## [EXERCISE DIRECTIONS]
Copy each line of the records that contains the word "values".

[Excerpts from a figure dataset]
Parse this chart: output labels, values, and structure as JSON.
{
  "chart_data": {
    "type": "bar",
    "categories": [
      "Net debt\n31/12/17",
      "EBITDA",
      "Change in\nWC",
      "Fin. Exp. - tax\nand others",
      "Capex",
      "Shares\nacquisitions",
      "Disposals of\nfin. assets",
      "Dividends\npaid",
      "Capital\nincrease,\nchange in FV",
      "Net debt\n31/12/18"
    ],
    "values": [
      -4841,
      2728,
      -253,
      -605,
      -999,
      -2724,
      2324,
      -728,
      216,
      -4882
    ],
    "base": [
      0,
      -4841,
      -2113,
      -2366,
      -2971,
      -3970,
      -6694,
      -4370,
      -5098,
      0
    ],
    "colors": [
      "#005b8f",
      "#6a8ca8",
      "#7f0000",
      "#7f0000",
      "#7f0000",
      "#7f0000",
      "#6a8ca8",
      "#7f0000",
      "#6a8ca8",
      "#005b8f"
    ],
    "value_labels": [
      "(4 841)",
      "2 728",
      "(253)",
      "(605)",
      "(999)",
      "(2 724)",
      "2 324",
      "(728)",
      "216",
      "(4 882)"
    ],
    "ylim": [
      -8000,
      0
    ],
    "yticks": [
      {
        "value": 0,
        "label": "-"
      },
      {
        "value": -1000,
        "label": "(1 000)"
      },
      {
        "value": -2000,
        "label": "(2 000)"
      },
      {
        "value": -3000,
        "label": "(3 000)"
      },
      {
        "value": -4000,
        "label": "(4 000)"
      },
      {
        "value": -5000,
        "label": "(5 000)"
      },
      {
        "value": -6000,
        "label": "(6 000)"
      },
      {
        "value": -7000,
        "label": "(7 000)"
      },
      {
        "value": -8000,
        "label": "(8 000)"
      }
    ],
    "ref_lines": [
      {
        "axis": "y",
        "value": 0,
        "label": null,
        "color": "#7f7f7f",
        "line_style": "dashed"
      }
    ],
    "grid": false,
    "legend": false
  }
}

## [EXERCISE ANSWER]
Parse this chart: output labels, values, and structure as JSON.
    "values": [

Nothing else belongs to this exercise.